— START —
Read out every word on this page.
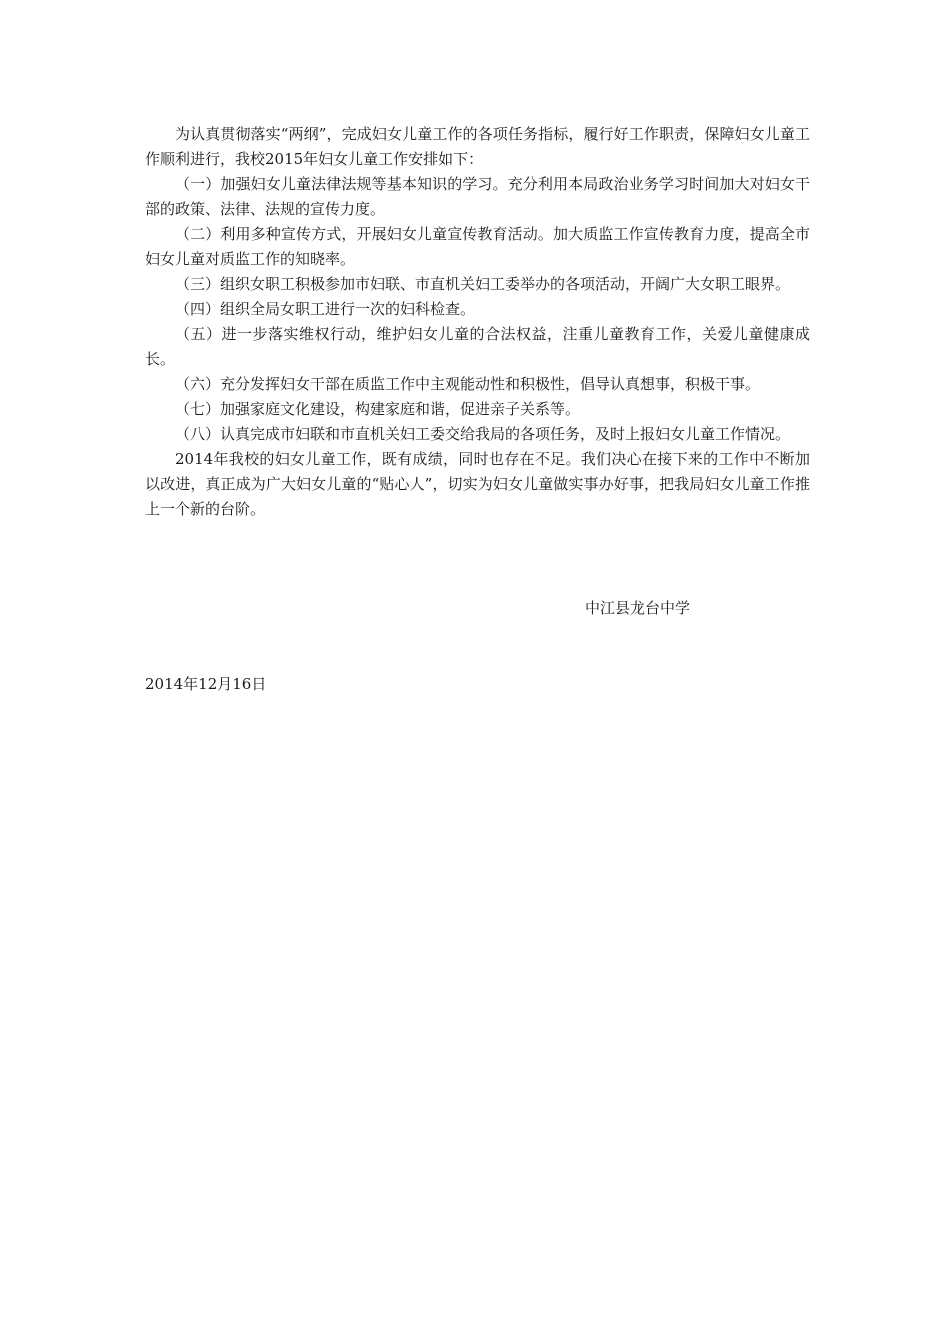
为认真贯彻落实“两纲”，完成妇女儿童工作的各项任务指标，履行好工作职责，保障妇女儿童工作顺利进行，我校2015年妇女儿童工作安排如下：

（一）加强妇女儿童法律法规等基本知识的学习。充分利用本局政治业务学习时间加大对妇女干部的政策、法律、法规的宣传力度。

（二）利用多种宣传方式，开展妇女儿童宣传教育活动。加大质监工作宣传教育力度，提高全市妇女儿童对质监工作的知晓率。

（三）组织女职工积极参加市妇联、市直机关妇工委举办的各项活动，开阔广大女职工眼界。

（四）组织全局女职工进行一次的妇科检查。

（五）进一步落实维权行动，维护妇女儿童的合法权益，注重儿童教育工作，关爱儿童健康成长。

（六）充分发挥妇女干部在质监工作中主观能动性和积极性，倡导认真想事，积极干事。

（七）加强家庭文化建设，构建家庭和谐，促进亲子关系等。

（八）认真完成市妇联和市直机关妇工委交给我局的各项任务，及时上报妇女儿童工作情况。

2014年我校的妇女儿童工作，既有成绩，同时也存在不足。我们决心在接下来的工作中不断加以改进，真正成为广大妇女儿童的“贴心人”，切实为妇女儿童做实事办好事，把我局妇女儿童工作推上一个新的台阶。

中江县龙台中学
2014年12月16日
— END —
Task requirements = Write out each line again precisely as it appears, skipping every picture.

Full answer =
Read out every word on this page.
为认真贯彻落实“两纲”，完成妇女儿童工作的各项任务指标，履行好工作职责，保障妇女儿童工作顺利进行，我校2015年妇女儿童工作安排如下：

（一）加强妇女儿童法律法规等基本知识的学习。充分利用本局政治业务学习时间加大对妇女干部的政策、法律、法规的宣传力度。

（二）利用多种宣传方式，开展妇女儿童宣传教育活动。加大质监工作宣传教育力度，提高全市妇女儿童对质监工作的知晓率。

（三）组织女职工积极参加市妇联、市直机关妇工委举办的各项活动，开阔广大女职工眼界。

（四）组织全局女职工进行一次的妇科检查。

（五）进一步落实维权行动，维护妇女儿童的合法权益，注重儿童教育工作，关爱儿童健康成长。

（六）充分发挥妇女干部在质监工作中主观能动性和积极性，倡导认真想事，积极干事。

（七）加强家庭文化建设，构建家庭和谐，促进亲子关系等。

（八）认真完成市妇联和市直机关妇工委交给我局的各项任务，及时上报妇女儿童工作情况。

2014年我校的妇女儿童工作，既有成绩，同时也存在不足。我们决心在接下来的工作中不断加以改进，真正成为广大妇女儿童的“贴心人”，切实为妇女儿童做实事办好事，把我局妇女儿童工作推上一个新的台阶。

中江县龙台中学
2014年12月16日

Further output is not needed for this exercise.